[start Record excerpts]
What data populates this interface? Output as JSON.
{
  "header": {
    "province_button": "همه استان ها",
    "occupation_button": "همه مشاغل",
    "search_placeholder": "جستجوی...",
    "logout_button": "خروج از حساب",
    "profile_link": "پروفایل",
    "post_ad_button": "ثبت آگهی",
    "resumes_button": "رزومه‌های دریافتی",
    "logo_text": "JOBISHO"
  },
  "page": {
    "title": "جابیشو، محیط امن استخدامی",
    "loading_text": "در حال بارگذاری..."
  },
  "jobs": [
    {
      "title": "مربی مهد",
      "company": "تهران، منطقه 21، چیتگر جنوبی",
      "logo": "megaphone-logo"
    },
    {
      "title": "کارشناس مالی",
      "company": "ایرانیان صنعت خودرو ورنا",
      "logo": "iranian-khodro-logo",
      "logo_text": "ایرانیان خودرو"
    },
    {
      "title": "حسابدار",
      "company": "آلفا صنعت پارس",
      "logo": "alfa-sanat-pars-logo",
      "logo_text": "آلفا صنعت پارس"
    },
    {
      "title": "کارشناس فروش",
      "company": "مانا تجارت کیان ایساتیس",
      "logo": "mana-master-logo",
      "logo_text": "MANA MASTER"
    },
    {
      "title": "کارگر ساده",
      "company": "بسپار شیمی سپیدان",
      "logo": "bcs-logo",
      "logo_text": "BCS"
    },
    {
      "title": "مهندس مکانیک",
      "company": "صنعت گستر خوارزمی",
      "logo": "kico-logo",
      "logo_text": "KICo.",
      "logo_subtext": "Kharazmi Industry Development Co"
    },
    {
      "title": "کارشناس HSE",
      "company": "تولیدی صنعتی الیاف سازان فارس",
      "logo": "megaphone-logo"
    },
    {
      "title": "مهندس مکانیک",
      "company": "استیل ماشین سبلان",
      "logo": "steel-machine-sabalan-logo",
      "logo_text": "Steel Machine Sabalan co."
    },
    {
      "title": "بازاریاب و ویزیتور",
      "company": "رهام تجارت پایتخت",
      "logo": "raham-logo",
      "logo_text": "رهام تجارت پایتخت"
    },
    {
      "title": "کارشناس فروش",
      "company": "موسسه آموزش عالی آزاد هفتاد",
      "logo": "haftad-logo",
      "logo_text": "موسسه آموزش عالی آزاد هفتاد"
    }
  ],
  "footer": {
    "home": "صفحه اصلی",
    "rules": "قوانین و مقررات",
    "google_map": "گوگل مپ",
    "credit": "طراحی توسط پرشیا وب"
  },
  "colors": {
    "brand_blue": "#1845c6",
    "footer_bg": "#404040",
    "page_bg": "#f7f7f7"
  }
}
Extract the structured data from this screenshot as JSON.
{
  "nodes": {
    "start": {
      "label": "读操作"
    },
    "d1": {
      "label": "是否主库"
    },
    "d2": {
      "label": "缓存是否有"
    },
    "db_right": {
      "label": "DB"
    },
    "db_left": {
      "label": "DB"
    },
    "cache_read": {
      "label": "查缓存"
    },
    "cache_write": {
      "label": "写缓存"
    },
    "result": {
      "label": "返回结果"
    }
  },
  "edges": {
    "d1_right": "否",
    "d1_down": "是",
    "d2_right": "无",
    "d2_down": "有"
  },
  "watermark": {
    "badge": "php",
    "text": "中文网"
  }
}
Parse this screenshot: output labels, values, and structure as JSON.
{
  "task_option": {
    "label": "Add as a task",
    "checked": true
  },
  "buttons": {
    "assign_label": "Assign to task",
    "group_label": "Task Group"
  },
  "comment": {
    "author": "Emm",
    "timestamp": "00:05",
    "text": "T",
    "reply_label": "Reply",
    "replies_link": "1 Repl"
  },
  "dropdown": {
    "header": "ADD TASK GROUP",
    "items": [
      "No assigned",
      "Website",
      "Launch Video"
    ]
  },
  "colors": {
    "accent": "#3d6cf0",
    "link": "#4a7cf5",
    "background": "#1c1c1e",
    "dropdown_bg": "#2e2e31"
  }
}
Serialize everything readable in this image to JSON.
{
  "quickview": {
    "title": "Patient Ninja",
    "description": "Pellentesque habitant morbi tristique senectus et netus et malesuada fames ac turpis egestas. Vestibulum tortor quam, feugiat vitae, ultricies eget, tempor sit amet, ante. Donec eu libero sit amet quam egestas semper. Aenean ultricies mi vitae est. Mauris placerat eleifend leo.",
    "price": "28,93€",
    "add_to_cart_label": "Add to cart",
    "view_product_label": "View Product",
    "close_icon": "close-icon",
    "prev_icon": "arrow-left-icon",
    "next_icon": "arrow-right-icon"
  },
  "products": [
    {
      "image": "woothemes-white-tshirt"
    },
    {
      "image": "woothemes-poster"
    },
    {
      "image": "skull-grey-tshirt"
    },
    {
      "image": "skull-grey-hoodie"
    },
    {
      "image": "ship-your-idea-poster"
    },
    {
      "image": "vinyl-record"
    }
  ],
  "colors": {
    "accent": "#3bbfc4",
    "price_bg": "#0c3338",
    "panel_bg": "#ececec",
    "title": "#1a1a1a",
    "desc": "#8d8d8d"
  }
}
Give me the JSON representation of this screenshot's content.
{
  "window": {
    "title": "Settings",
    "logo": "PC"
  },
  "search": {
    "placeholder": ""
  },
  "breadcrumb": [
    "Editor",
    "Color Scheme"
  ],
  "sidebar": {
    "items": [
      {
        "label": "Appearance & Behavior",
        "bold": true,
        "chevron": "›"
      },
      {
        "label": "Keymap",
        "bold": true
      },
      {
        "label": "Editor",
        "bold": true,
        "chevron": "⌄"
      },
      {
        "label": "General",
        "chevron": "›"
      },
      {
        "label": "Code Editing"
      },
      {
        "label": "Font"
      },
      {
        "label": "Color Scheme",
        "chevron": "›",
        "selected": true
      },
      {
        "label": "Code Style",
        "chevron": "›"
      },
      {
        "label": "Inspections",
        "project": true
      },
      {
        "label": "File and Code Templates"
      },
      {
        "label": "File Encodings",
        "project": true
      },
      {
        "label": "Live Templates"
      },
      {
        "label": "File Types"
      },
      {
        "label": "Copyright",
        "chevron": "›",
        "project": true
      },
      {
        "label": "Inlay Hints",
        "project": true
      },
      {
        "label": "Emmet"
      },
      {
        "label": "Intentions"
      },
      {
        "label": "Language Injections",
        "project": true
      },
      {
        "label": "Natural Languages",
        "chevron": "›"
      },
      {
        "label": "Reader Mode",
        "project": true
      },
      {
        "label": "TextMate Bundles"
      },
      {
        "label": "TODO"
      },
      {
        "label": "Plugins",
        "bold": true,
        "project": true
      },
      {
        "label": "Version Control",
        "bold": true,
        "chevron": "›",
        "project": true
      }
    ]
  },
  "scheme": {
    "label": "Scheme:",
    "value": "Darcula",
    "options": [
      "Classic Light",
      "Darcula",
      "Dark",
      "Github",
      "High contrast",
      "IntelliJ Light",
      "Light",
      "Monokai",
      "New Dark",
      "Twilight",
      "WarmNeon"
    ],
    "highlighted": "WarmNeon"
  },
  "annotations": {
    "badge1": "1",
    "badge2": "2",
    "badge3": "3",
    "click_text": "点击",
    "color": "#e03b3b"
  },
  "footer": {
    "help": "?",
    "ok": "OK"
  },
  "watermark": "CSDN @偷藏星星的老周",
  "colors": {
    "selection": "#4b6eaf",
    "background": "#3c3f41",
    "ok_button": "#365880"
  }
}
[end Record excerpts]
**Goal**
Show all lines from the data above in which the word "آموزش" appears.

**Response to the exercise**
      "company": "موسسه آموزش عالی آزاد هفتاد",
      "logo_text": "موسسه آموزش عالی آزاد هفتاد"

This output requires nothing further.